### [The input]

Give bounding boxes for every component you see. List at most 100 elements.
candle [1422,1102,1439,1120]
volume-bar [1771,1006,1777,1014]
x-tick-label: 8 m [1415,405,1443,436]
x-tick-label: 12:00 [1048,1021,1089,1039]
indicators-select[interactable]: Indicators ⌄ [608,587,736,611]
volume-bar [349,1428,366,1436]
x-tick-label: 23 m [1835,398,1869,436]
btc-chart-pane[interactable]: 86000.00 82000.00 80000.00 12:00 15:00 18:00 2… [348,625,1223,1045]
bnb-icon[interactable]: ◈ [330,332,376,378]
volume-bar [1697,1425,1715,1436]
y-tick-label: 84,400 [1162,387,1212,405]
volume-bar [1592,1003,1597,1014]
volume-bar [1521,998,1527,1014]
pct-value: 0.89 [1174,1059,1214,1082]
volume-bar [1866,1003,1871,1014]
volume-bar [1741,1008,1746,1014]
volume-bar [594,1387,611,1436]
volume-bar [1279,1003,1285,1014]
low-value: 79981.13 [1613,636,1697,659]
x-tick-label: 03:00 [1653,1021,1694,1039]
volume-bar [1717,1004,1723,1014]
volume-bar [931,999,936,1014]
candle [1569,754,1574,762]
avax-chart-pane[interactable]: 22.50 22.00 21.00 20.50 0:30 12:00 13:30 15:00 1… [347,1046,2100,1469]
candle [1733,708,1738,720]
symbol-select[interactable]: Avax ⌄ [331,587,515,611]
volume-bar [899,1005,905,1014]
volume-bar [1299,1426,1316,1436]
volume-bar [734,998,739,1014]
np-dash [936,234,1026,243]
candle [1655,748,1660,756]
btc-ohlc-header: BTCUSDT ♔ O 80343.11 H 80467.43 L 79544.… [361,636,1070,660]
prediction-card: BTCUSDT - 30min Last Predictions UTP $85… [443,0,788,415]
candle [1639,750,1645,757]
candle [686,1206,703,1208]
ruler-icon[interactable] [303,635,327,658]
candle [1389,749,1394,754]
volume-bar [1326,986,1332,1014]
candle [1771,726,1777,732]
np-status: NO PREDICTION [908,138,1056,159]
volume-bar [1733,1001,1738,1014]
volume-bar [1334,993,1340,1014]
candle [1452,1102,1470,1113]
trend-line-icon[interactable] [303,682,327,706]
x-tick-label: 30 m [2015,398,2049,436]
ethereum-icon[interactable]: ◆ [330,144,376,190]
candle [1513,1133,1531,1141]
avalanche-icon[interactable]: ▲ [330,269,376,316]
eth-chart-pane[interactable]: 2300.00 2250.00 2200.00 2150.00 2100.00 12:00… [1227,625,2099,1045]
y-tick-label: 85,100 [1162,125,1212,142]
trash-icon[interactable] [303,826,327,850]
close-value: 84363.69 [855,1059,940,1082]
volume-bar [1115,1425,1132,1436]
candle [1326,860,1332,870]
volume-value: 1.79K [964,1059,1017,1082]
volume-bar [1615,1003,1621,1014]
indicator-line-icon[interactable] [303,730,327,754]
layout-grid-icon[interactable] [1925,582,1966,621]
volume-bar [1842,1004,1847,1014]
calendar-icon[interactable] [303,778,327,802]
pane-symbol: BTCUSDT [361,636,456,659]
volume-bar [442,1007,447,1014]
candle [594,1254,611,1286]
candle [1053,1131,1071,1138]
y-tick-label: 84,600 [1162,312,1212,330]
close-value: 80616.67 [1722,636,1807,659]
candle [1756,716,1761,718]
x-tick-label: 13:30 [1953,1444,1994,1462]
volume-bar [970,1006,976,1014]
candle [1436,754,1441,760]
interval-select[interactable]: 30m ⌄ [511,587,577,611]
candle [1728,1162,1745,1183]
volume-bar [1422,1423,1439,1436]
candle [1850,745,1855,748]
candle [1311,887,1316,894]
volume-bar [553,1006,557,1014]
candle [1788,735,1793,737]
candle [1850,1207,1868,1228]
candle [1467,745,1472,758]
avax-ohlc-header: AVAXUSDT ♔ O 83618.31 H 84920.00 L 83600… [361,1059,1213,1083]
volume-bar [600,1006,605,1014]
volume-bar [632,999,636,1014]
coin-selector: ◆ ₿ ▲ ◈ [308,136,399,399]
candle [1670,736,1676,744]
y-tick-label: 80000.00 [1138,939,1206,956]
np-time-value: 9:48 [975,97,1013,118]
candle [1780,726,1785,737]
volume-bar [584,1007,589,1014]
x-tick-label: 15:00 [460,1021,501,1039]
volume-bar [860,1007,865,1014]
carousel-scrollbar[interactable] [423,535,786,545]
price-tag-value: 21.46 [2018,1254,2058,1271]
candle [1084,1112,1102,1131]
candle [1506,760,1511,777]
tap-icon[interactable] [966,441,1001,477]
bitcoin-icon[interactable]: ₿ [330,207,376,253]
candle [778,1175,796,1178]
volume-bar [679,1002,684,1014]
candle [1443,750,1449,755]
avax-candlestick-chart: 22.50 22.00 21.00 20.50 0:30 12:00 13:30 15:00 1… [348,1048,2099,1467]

### [What you have to do]
Please copy out every one of the lines above, unchanged.

### [Solution for this problem]
Give bounding boxes for every component you see. List at most 100 elements.
candle [1422,1102,1439,1120]
volume-bar [1771,1006,1777,1014]
x-tick-label: 8 m [1415,405,1443,436]
x-tick-label: 12:00 [1048,1021,1089,1039]
indicators-select[interactable]: Indicators ⌄ [608,587,736,611]
volume-bar [349,1428,366,1436]
x-tick-label: 23 m [1835,398,1869,436]
btc-chart-pane[interactable]: 86000.00 82000.00 80000.00 12:00 15:00 18:00 2… [348,625,1223,1045]
bnb-icon[interactable]: ◈ [330,332,376,378]
volume-bar [1697,1425,1715,1436]
y-tick-label: 84,400 [1162,387,1212,405]
volume-bar [1592,1003,1597,1014]
volume-bar [1521,998,1527,1014]
pct-value: 0.89 [1174,1059,1214,1082]
volume-bar [1866,1003,1871,1014]
volume-bar [1741,1008,1746,1014]
volume-bar [594,1387,611,1436]
volume-bar [1279,1003,1285,1014]
low-value: 79981.13 [1613,636,1697,659]
x-tick-label: 03:00 [1653,1021,1694,1039]
volume-bar [1717,1004,1723,1014]
volume-bar [931,999,936,1014]
candle [1569,754,1574,762]
avax-chart-pane[interactable]: 22.50 22.00 21.00 20.50 0:30 12:00 13:30 15:00 1… [347,1046,2100,1469]
candle [1733,708,1738,720]
symbol-select[interactable]: Avax ⌄ [331,587,515,611]
volume-bar [899,1005,905,1014]
volume-bar [1299,1426,1316,1436]
volume-bar [734,998,739,1014]
np-dash [936,234,1026,243]
candle [1655,748,1660,756]
btc-ohlc-header: BTCUSDT ♔ O 80343.11 H 80467.43 L 79544.… [361,636,1070,660]
prediction-card: BTCUSDT - 30min Last Predictions UTP $85… [443,0,788,415]
candle [1639,750,1645,757]
candle [686,1206,703,1208]
ruler-icon[interactable] [303,635,327,658]
candle [1389,749,1394,754]
volume-bar [1326,986,1332,1014]
candle [1771,726,1777,732]
np-status: NO PREDICTION [908,138,1056,159]
volume-bar [1733,1001,1738,1014]
volume-bar [1334,993,1340,1014]
candle [1452,1102,1470,1113]
trend-line-icon[interactable] [303,682,327,706]
x-tick-label: 30 m [2015,398,2049,436]
ethereum-icon[interactable]: ◆ [330,144,376,190]
candle [1513,1133,1531,1141]
avalanche-icon[interactable]: ▲ [330,269,376,316]
eth-chart-pane[interactable]: 2300.00 2250.00 2200.00 2150.00 2100.00 12:00… [1227,625,2099,1045]
y-tick-label: 85,100 [1162,125,1212,142]
trash-icon[interactable] [303,826,327,850]
close-value: 84363.69 [855,1059,940,1082]
volume-bar [1115,1425,1132,1436]
candle [1326,860,1332,870]
volume-value: 1.79K [964,1059,1017,1082]
volume-bar [1615,1003,1621,1014]
indicator-line-icon[interactable] [303,730,327,754]
layout-grid-icon[interactable] [1925,582,1966,621]
volume-bar [1842,1004,1847,1014]
calendar-icon[interactable] [303,778,327,802]
pane-symbol: BTCUSDT [361,636,456,659]
volume-bar [442,1007,447,1014]
candle [594,1254,611,1286]
candle [1053,1131,1071,1138]
y-tick-label: 84,600 [1162,312,1212,330]
close-value: 80616.67 [1722,636,1807,659]
candle [1756,716,1761,718]
x-tick-label: 13:30 [1953,1444,1994,1462]
volume-bar [970,1006,976,1014]
candle [1436,754,1441,760]
interval-select[interactable]: 30m ⌄ [511,587,577,611]
candle [1728,1162,1745,1183]
volume-bar [1422,1423,1439,1436]
candle [1850,745,1855,748]
candle [1311,887,1316,894]
volume-bar [553,1006,557,1014]
candle [1788,735,1793,737]
candle [1850,1207,1868,1228]
candle [1467,745,1472,758]
avax-ohlc-header: AVAXUSDT ♔ O 83618.31 H 84920.00 L 83600… [361,1059,1213,1083]
volume-bar [600,1006,605,1014]
volume-bar [632,999,636,1014]
coin-selector: ◆ ₿ ▲ ◈ [308,136,399,399]
candle [1670,736,1676,744]
y-tick-label: 80000.00 [1138,939,1206,956]
np-time-value: 9:48 [975,97,1013,118]
candle [1780,726,1785,737]
volume-bar [584,1007,589,1014]
x-tick-label: 15:00 [460,1021,501,1039]
volume-bar [860,1007,865,1014]
carousel-scrollbar[interactable] [423,535,786,545]
price-tag-value: 21.46 [2018,1254,2058,1271]
candle [1084,1112,1102,1131]
candle [1506,760,1511,777]
tap-icon[interactable] [966,441,1001,477]
bitcoin-icon[interactable]: ₿ [330,207,376,253]
candle [778,1175,796,1178]
volume-bar [679,1002,684,1014]
candle [1443,750,1449,755]
avax-candlestick-chart: 22.50 22.00 21.00 20.50 0:30 12:00 13:30 15:00 1… [348,1048,2099,1467]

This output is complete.